EXERCISE DESCRIPTION →
Set down the records once more, please, exactly and with the pictures left out.

## BEGIN TASK INPUTS

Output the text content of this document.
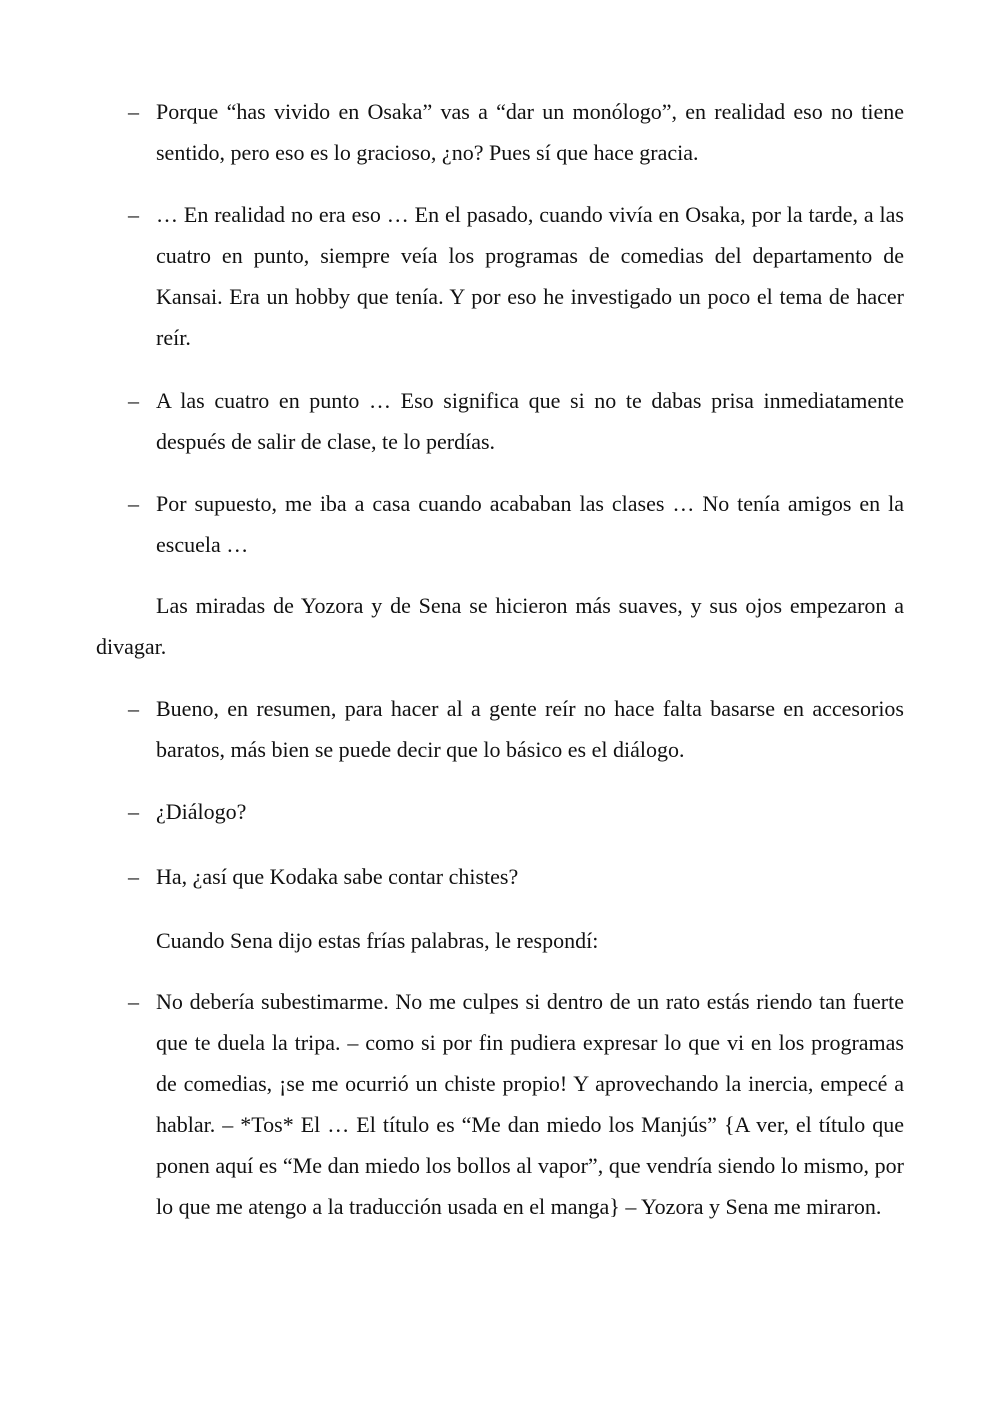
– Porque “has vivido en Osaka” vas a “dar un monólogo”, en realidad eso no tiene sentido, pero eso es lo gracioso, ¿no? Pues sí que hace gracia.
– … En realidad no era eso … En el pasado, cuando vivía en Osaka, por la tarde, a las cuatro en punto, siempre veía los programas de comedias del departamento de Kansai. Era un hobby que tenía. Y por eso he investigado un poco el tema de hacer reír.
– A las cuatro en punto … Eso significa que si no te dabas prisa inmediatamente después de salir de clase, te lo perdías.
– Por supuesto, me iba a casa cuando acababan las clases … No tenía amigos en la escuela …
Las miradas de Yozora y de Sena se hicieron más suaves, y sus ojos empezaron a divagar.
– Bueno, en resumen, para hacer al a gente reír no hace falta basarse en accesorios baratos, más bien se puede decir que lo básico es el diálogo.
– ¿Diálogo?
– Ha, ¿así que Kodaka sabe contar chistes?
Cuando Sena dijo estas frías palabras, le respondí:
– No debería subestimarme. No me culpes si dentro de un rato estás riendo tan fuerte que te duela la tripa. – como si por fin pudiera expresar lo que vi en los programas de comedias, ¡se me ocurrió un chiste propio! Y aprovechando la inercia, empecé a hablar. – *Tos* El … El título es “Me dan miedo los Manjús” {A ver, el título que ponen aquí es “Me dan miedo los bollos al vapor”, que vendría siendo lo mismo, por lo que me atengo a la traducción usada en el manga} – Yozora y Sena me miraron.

## END TASK INPUTS

FINAL RESULT →
Output the text content of this document.
– Porque “has vivido en Osaka” vas a “dar un monólogo”, en realidad eso no tiene sentido, pero eso es lo gracioso, ¿no? Pues sí que hace gracia.
– … En realidad no era eso … En el pasado, cuando vivía en Osaka, por la tarde, a las cuatro en punto, siempre veía los programas de comedias del departamento de Kansai. Era un hobby que tenía. Y por eso he investigado un poco el tema de hacer reír.
– A las cuatro en punto … Eso significa que si no te dabas prisa inmediatamente después de salir de clase, te lo perdías.
– Por supuesto, me iba a casa cuando acababan las clases … No tenía amigos en la escuela …
Las miradas de Yozora y de Sena se hicieron más suaves, y sus ojos empezaron a divagar.
– Bueno, en resumen, para hacer al a gente reír no hace falta basarse en accesorios baratos, más bien se puede decir que lo básico es el diálogo.
– ¿Diálogo?
– Ha, ¿así que Kodaka sabe contar chistes?
Cuando Sena dijo estas frías palabras, le respondí:
– No debería subestimarme. No me culpes si dentro de un rato estás riendo tan fuerte que te duela la tripa. – como si por fin pudiera expresar lo que vi en los programas de comedias, ¡se me ocurrió un chiste propio! Y aprovechando la inercia, empecé a hablar. – *Tos* El … El título es “Me dan miedo los Manjús” {A ver, el título que ponen aquí es “Me dan miedo los bollos al vapor”, que vendría siendo lo mismo, por lo que me atengo a la traducción usada en el manga} – Yozora y Sena me miraron.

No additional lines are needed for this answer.